Annotations of element boxes:
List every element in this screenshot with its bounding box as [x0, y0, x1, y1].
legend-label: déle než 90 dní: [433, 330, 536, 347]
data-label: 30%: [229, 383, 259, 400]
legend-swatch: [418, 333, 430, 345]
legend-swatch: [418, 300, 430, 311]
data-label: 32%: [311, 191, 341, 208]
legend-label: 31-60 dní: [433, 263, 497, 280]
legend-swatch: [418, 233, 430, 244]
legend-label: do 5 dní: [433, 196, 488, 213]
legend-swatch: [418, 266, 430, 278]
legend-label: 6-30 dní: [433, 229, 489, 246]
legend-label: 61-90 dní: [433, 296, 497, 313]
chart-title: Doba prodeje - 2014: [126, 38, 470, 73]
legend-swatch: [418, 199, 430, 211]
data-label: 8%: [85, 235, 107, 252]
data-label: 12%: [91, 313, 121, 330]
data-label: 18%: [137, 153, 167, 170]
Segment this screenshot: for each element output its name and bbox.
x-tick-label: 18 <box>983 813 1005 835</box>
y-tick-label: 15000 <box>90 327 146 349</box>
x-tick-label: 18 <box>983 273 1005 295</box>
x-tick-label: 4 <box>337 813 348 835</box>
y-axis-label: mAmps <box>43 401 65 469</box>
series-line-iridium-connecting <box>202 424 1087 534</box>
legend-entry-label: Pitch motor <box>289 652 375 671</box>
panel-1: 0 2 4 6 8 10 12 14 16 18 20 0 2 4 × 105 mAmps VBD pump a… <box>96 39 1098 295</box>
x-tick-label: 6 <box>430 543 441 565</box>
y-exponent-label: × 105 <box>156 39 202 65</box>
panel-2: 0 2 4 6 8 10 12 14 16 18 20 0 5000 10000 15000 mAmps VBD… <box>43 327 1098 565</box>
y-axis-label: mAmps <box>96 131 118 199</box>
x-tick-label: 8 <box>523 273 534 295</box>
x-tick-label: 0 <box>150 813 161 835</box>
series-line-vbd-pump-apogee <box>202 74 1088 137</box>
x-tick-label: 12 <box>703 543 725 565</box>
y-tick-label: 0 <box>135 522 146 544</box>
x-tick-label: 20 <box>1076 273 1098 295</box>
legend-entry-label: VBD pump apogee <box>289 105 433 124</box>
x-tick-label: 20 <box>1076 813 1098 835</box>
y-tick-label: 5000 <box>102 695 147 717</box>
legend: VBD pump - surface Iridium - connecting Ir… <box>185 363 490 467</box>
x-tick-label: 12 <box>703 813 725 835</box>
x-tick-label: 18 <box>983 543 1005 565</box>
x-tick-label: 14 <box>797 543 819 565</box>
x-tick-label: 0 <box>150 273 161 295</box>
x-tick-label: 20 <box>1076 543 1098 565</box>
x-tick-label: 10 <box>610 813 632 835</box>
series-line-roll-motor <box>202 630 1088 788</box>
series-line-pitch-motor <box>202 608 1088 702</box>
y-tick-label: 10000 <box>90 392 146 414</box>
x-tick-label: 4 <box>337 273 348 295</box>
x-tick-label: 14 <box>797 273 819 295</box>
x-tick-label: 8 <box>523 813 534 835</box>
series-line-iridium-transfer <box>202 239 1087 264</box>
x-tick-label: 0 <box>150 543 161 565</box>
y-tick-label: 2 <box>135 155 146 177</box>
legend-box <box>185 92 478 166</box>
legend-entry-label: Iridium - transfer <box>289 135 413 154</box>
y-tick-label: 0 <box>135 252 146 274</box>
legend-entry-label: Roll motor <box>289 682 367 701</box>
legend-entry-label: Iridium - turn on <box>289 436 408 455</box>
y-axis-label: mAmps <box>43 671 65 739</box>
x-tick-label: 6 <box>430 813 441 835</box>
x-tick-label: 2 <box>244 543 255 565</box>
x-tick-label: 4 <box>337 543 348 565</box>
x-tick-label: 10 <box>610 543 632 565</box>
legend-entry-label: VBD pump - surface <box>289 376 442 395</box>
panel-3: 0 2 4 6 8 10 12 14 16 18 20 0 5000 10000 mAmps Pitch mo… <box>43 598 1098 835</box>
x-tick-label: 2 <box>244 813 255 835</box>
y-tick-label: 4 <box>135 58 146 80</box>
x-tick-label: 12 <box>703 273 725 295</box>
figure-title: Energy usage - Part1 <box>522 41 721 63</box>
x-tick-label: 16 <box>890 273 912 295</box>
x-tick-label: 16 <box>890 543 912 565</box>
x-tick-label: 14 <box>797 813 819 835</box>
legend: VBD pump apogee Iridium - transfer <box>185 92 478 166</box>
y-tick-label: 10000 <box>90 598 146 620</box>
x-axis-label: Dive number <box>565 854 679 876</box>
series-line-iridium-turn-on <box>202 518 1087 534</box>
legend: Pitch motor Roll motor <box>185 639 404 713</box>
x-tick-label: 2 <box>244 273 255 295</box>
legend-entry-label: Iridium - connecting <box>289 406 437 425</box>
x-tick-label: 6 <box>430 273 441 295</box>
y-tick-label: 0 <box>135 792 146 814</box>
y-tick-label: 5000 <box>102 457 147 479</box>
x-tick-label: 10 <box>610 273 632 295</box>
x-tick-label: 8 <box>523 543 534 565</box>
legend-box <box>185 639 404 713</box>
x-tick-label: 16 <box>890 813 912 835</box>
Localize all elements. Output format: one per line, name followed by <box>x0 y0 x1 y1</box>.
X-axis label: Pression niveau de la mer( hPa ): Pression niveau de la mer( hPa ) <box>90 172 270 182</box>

EXERCISE DIRECTIONS:
How many lines of the material above contain the string "data"? Reply with the number alone.

TASK OUTPUT:
5